● **Stored records**:
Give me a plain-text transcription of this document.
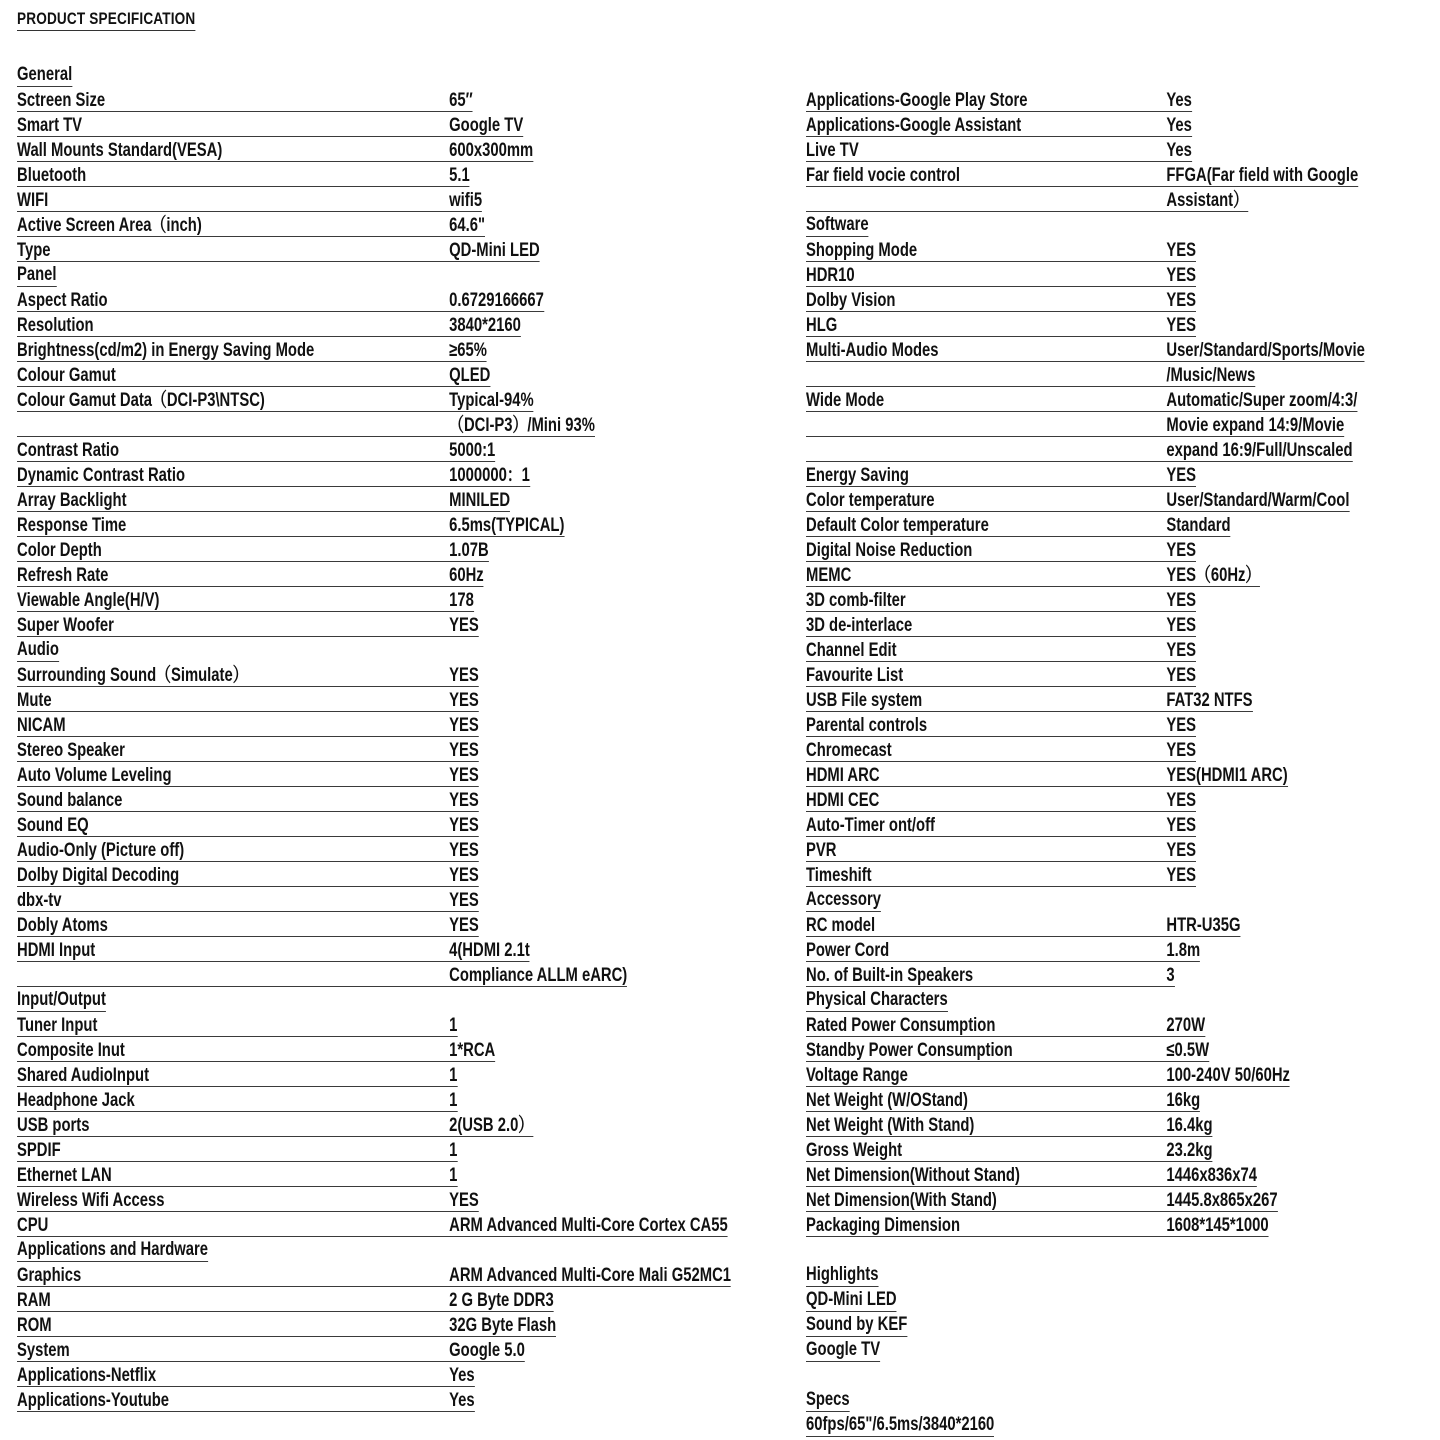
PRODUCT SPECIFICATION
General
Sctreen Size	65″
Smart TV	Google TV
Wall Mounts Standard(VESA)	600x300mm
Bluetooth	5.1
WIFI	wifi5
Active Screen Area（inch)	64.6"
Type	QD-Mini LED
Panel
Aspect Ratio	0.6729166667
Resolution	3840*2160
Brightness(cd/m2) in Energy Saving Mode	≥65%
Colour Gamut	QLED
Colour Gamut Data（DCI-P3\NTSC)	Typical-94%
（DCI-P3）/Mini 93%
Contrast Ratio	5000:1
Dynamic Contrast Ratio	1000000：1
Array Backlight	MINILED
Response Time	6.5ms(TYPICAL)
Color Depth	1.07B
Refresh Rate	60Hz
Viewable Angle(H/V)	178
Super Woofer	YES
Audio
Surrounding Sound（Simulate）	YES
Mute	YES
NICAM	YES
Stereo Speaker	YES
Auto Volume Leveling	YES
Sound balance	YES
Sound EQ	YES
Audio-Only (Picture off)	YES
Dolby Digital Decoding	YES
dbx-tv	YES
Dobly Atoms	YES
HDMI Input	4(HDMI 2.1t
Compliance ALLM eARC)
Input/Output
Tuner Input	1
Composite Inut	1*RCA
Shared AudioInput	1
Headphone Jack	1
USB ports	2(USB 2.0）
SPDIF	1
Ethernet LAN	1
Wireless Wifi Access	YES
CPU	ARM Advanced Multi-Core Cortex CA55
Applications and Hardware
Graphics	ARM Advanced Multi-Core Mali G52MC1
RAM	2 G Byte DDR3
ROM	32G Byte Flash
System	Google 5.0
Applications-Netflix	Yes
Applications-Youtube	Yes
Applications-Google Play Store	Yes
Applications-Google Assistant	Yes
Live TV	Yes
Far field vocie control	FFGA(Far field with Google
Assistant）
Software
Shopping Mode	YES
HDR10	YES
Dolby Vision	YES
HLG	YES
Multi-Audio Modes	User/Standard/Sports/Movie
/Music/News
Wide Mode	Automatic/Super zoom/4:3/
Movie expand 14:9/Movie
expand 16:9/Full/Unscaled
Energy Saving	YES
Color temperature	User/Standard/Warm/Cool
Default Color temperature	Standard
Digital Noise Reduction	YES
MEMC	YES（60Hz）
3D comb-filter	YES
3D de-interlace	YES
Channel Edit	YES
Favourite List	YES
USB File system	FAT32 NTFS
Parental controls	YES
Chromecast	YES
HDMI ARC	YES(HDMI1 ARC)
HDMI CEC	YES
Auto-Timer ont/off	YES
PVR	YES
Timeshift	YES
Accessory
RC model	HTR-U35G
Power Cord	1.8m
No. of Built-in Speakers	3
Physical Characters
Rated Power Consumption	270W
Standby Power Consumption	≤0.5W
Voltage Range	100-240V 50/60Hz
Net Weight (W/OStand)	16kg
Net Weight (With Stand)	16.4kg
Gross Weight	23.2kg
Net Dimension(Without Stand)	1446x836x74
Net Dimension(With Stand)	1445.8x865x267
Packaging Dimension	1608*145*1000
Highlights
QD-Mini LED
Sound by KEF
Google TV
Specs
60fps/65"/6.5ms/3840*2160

● **Problem details**: Transcribe the whole listing exactly. Pictures stay out of your copy.

● **Worked answer**:
Give me a plain-text transcription of this document.
PRODUCT SPECIFICATION
General
Sctreen Size	65″
Smart TV	Google TV
Wall Mounts Standard(VESA)	600x300mm
Bluetooth	5.1
WIFI	wifi5
Active Screen Area（inch)	64.6"
Type	QD-Mini LED
Panel
Aspect Ratio	0.6729166667
Resolution	3840*2160
Brightness(cd/m2) in Energy Saving Mode	≥65%
Colour Gamut	QLED
Colour Gamut Data（DCI-P3\NTSC)	Typical-94%
（DCI-P3）/Mini 93%
Contrast Ratio	5000:1
Dynamic Contrast Ratio	1000000：1
Array Backlight	MINILED
Response Time	6.5ms(TYPICAL)
Color Depth	1.07B
Refresh Rate	60Hz
Viewable Angle(H/V)	178
Super Woofer	YES
Audio
Surrounding Sound（Simulate）	YES
Mute	YES
NICAM	YES
Stereo Speaker	YES
Auto Volume Leveling	YES
Sound balance	YES
Sound EQ	YES
Audio-Only (Picture off)	YES
Dolby Digital Decoding	YES
dbx-tv	YES
Dobly Atoms	YES
HDMI Input	4(HDMI 2.1t
Compliance ALLM eARC)
Input/Output
Tuner Input	1
Composite Inut	1*RCA
Shared AudioInput	1
Headphone Jack	1
USB ports	2(USB 2.0）
SPDIF	1
Ethernet LAN	1
Wireless Wifi Access	YES
CPU	ARM Advanced Multi-Core Cortex CA55
Applications and Hardware
Graphics	ARM Advanced Multi-Core Mali G52MC1
RAM	2 G Byte DDR3
ROM	32G Byte Flash
System	Google 5.0
Applications-Netflix	Yes
Applications-Youtube	Yes
Applications-Google Play Store	Yes
Applications-Google Assistant	Yes
Live TV	Yes
Far field vocie control	FFGA(Far field with Google
Assistant）
Software
Shopping Mode	YES
HDR10	YES
Dolby Vision	YES
HLG	YES
Multi-Audio Modes	User/Standard/Sports/Movie
/Music/News
Wide Mode	Automatic/Super zoom/4:3/
Movie expand 14:9/Movie
expand 16:9/Full/Unscaled
Energy Saving	YES
Color temperature	User/Standard/Warm/Cool
Default Color temperature	Standard
Digital Noise Reduction	YES
MEMC	YES（60Hz）
3D comb-filter	YES
3D de-interlace	YES
Channel Edit	YES
Favourite List	YES
USB File system	FAT32 NTFS
Parental controls	YES
Chromecast	YES
HDMI ARC	YES(HDMI1 ARC)
HDMI CEC	YES
Auto-Timer ont/off	YES
PVR	YES
Timeshift	YES
Accessory
RC model	HTR-U35G
Power Cord	1.8m
No. of Built-in Speakers	3
Physical Characters
Rated Power Consumption	270W
Standby Power Consumption	≤0.5W
Voltage Range	100-240V 50/60Hz
Net Weight (W/OStand)	16kg
Net Weight (With Stand)	16.4kg
Gross Weight	23.2kg
Net Dimension(Without Stand)	1446x836x74
Net Dimension(With Stand)	1445.8x865x267
Packaging Dimension	1608*145*1000
Highlights
QD-Mini LED
Sound by KEF
Google TV
Specs
60fps/65"/6.5ms/3840*2160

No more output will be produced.